--- start of LISTING ---

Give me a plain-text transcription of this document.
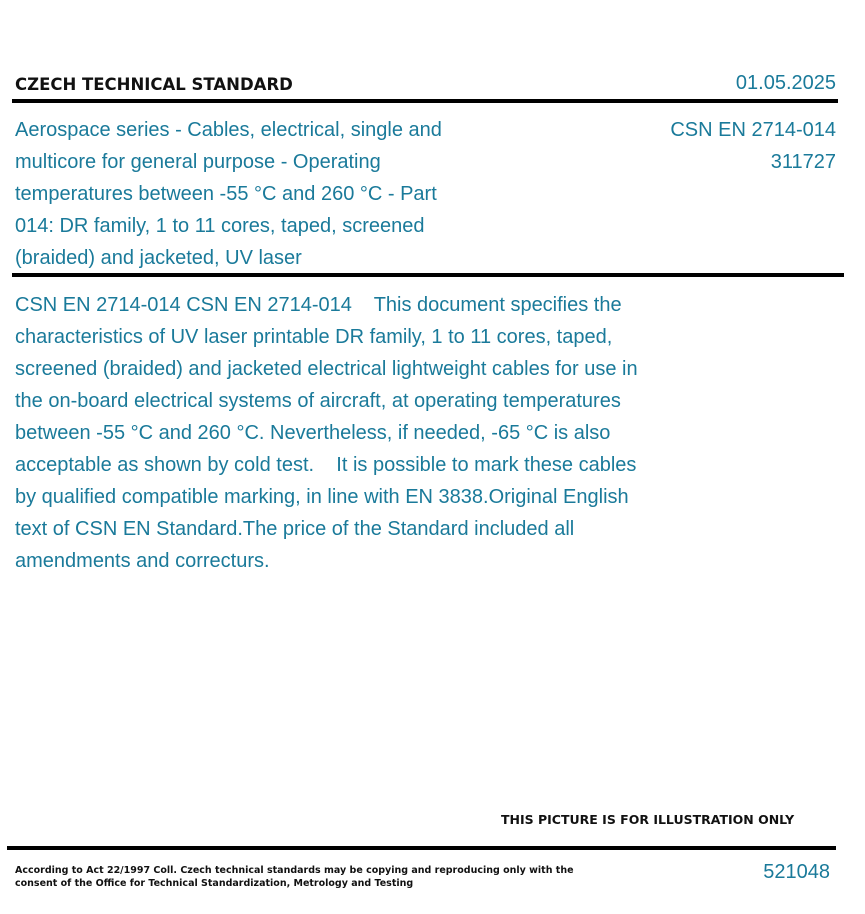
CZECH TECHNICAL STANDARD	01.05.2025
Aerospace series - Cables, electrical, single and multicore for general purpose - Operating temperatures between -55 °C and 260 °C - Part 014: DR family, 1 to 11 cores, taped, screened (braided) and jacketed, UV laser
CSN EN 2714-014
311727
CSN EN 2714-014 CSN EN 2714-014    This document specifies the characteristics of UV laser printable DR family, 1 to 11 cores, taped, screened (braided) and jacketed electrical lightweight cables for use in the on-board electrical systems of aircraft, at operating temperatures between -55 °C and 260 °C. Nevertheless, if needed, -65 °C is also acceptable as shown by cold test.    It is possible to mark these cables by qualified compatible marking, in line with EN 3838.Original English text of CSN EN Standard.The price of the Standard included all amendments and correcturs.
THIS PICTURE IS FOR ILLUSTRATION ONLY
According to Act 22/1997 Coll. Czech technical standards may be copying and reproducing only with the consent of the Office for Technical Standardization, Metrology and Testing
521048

--- end of LISTING ---

» THE PROBLEM: Make an exact copy of the data, leaving its pictures out.

» EXERCISE OUTPUT:
Give me a plain-text transcription of this document.
CZECH TECHNICAL STANDARD	01.05.2025
Aerospace series - Cables, electrical, single and multicore for general purpose - Operating temperatures between -55 °C and 260 °C - Part 014: DR family, 1 to 11 cores, taped, screened (braided) and jacketed, UV laser
CSN EN 2714-014
311727
CSN EN 2714-014 CSN EN 2714-014    This document specifies the characteristics of UV laser printable DR family, 1 to 11 cores, taped, screened (braided) and jacketed electrical lightweight cables for use in the on-board electrical systems of aircraft, at operating temperatures between -55 °C and 260 °C. Nevertheless, if needed, -65 °C is also acceptable as shown by cold test.    It is possible to mark these cables by qualified compatible marking, in line with EN 3838.Original English text of CSN EN Standard.The price of the Standard included all amendments and correcturs.
THIS PICTURE IS FOR ILLUSTRATION ONLY
According to Act 22/1997 Coll. Czech technical standards may be copying and reproducing only with the consent of the Office for Technical Standardization, Metrology and Testing
521048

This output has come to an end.